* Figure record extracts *
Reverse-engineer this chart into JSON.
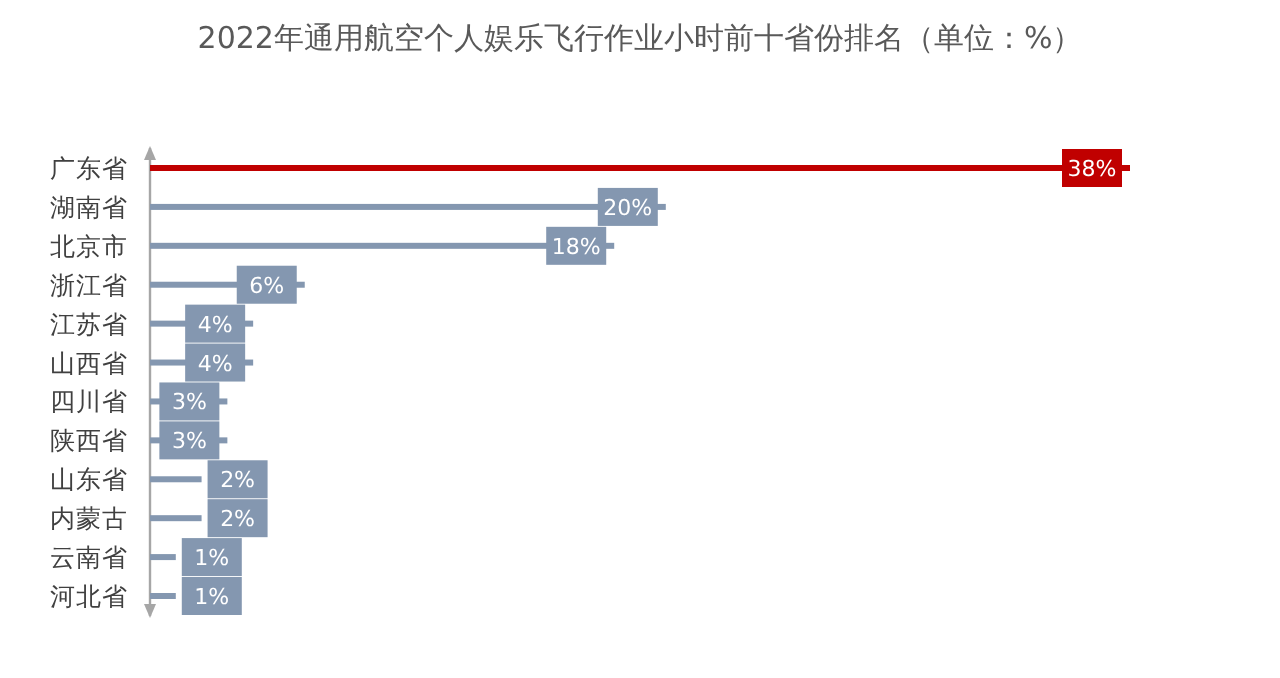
{
  "chart_data": {
    "type": "bar",
    "orientation": "horizontal",
    "title": "2022年通用航空个人娱乐飞行作业小时前十省份排名（单位：%）",
    "categories": [
      "广东省",
      "湖南省",
      "北京市",
      "浙江省",
      "江苏省",
      "山西省",
      "四川省",
      "陕西省",
      "山东省",
      "内蒙古",
      "云南省",
      "河北省"
    ],
    "values": [
      38,
      20,
      18,
      6,
      4,
      4,
      3,
      3,
      2,
      2,
      1,
      1
    ],
    "value_labels": [
      "38%",
      "20%",
      "18%",
      "6%",
      "4%",
      "4%",
      "3%",
      "3%",
      "2%",
      "2%",
      "1%",
      "1%"
    ],
    "colors": [
      "#c00000",
      "#8497b0",
      "#8497b0",
      "#8497b0",
      "#8497b0",
      "#8497b0",
      "#8497b0",
      "#8497b0",
      "#8497b0",
      "#8497b0",
      "#8497b0",
      "#8497b0"
    ]
  }
}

* SET PROBLEM *
Each entry gets copied exactly; the pictures stay out.

* ANSWER TO THIS PROBLEM *
Reverse-engineer this chart into JSON.
{
  "chart_data": {
    "type": "bar",
    "orientation": "horizontal",
    "title": "2022年通用航空个人娱乐飞行作业小时前十省份排名（单位：%）",
    "categories": [
      "广东省",
      "湖南省",
      "北京市",
      "浙江省",
      "江苏省",
      "山西省",
      "四川省",
      "陕西省",
      "山东省",
      "内蒙古",
      "云南省",
      "河北省"
    ],
    "values": [
      38,
      20,
      18,
      6,
      4,
      4,
      3,
      3,
      2,
      2,
      1,
      1
    ],
    "value_labels": [
      "38%",
      "20%",
      "18%",
      "6%",
      "4%",
      "4%",
      "3%",
      "3%",
      "2%",
      "2%",
      "1%",
      "1%"
    ],
    "colors": [
      "#c00000",
      "#8497b0",
      "#8497b0",
      "#8497b0",
      "#8497b0",
      "#8497b0",
      "#8497b0",
      "#8497b0",
      "#8497b0",
      "#8497b0",
      "#8497b0",
      "#8497b0"
    ]
  }
}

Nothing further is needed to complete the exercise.